Written task:
Copy out all lines that carry the word "content".

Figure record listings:
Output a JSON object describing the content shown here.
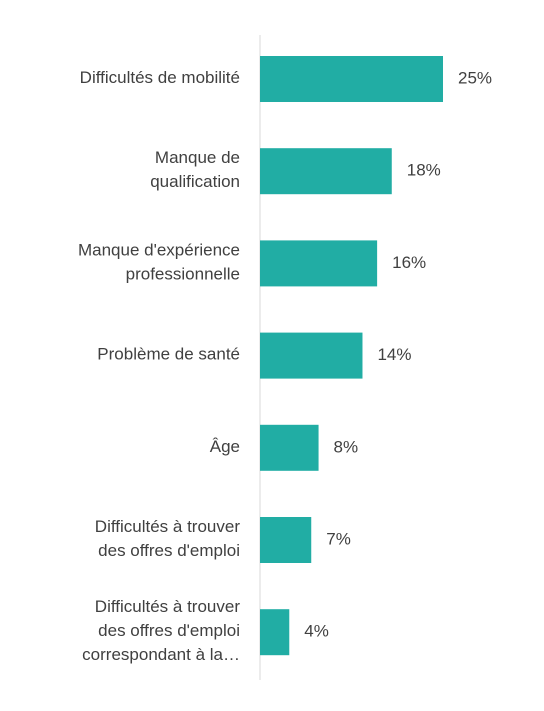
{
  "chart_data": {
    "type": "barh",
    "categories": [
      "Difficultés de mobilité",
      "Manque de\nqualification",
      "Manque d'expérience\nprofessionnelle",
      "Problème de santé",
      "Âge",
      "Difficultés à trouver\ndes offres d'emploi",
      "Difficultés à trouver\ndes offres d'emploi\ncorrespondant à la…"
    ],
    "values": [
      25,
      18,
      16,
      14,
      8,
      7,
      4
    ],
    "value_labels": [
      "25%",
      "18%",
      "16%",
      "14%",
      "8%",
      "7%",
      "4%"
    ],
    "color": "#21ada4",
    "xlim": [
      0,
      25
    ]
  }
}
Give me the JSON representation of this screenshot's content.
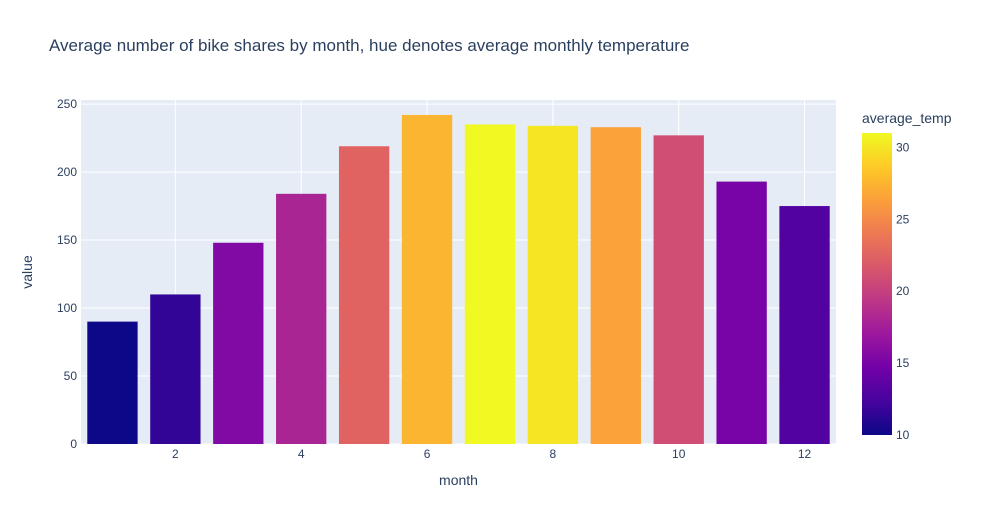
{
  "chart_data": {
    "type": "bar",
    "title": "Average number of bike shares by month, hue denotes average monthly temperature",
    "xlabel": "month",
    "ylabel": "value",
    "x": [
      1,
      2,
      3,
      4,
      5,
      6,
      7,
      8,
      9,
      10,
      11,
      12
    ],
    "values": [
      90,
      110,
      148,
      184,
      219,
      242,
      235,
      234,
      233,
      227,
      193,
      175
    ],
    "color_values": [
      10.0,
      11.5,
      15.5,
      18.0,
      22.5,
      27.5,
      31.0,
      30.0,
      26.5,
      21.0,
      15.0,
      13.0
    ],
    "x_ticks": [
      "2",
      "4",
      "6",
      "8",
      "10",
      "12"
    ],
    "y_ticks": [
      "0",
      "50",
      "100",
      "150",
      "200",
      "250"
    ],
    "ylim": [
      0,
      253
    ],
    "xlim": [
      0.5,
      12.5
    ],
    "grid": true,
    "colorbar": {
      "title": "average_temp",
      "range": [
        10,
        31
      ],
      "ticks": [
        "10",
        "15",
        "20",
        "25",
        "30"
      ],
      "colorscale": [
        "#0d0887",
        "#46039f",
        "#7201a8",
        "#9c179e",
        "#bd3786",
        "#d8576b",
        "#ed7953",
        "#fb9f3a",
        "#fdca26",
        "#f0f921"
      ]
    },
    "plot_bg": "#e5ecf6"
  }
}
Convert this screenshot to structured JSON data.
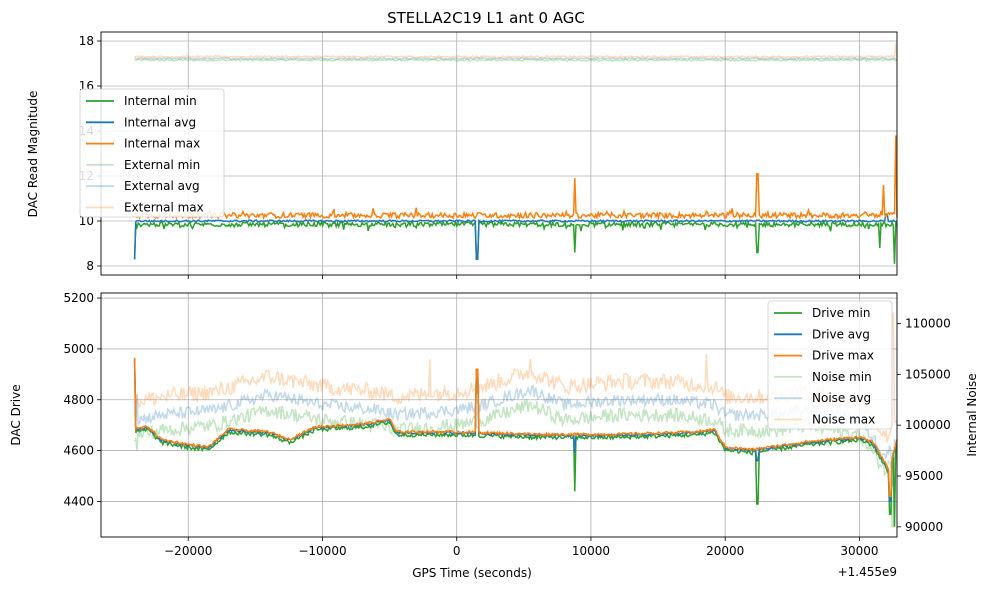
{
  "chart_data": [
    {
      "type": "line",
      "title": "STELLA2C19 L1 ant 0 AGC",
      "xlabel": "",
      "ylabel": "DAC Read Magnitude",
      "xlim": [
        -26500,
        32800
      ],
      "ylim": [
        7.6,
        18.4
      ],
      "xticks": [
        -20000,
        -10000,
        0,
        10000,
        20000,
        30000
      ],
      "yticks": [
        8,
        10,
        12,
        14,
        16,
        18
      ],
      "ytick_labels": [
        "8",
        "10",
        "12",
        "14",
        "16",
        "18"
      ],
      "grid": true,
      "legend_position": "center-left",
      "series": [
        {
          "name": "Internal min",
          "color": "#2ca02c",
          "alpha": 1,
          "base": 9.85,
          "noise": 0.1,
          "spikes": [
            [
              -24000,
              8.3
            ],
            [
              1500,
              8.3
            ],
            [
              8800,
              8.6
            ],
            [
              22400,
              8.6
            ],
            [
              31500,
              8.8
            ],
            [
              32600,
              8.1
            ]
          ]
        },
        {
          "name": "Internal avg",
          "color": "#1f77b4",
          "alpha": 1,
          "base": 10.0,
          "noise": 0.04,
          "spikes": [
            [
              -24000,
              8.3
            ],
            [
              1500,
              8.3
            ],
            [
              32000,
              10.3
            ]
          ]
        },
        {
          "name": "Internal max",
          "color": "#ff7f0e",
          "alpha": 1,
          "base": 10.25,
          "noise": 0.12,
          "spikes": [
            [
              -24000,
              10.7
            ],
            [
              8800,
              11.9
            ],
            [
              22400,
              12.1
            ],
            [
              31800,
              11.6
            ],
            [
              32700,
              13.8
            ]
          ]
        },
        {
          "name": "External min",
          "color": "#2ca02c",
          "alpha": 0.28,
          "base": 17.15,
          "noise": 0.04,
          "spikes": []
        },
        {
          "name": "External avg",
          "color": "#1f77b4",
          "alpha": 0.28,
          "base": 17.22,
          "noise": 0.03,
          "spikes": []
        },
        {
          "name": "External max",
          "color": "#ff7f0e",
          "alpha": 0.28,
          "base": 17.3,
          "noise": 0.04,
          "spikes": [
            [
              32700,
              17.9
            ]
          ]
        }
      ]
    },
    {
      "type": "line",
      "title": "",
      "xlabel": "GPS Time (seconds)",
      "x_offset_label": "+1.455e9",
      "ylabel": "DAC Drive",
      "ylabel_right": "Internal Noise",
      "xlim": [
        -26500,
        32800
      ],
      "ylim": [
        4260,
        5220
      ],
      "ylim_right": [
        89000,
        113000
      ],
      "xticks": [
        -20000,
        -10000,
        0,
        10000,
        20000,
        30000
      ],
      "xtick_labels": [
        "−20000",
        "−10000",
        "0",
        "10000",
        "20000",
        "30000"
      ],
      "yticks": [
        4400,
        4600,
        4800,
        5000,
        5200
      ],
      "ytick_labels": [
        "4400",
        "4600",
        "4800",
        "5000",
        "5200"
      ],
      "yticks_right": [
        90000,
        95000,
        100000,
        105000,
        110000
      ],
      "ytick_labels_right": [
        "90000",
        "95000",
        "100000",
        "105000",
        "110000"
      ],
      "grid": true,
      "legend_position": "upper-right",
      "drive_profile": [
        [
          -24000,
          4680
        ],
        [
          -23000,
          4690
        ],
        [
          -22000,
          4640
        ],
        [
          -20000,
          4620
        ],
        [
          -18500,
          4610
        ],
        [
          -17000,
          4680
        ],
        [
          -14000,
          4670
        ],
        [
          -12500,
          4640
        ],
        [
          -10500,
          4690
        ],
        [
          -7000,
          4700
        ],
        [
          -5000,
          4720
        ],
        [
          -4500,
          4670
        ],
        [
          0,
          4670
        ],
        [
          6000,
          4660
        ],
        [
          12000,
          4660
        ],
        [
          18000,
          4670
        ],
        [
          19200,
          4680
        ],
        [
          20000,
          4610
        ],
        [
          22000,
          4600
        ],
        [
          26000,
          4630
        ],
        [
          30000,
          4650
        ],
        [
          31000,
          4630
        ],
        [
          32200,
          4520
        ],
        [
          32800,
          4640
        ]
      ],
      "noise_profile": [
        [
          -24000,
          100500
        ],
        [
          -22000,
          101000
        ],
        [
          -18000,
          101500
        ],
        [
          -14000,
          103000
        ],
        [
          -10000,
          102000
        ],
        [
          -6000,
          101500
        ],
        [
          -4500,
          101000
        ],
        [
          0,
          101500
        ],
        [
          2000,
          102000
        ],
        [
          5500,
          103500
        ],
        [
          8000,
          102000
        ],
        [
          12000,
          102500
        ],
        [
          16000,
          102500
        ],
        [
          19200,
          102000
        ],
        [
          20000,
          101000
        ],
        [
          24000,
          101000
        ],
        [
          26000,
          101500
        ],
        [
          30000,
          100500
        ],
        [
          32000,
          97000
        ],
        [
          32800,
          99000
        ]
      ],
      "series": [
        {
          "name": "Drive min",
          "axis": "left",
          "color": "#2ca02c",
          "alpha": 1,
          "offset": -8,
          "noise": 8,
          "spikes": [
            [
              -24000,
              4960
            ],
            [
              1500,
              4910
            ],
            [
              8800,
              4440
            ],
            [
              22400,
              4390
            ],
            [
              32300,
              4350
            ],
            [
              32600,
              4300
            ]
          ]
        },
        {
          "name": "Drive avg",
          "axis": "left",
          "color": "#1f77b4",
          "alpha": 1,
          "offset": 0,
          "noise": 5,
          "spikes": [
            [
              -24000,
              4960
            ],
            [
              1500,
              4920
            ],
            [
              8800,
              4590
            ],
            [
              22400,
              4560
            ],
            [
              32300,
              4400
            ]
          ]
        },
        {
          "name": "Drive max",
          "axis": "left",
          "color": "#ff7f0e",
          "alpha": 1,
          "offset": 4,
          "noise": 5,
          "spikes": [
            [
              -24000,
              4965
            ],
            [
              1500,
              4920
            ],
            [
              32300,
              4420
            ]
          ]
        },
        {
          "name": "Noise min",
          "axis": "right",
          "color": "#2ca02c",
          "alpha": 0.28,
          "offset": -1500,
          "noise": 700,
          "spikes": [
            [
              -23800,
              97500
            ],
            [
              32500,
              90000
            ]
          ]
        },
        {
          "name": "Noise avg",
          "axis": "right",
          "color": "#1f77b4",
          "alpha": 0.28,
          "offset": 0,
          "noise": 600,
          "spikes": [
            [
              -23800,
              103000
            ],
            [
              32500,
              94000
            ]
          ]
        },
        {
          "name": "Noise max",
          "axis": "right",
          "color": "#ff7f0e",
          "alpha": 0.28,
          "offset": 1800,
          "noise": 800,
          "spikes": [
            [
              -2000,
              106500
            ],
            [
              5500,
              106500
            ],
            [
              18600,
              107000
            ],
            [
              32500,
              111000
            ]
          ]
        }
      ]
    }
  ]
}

Exercise answer:
Output a JSON object describing the content shown here.
Give me the JSON representation of this screenshot's content.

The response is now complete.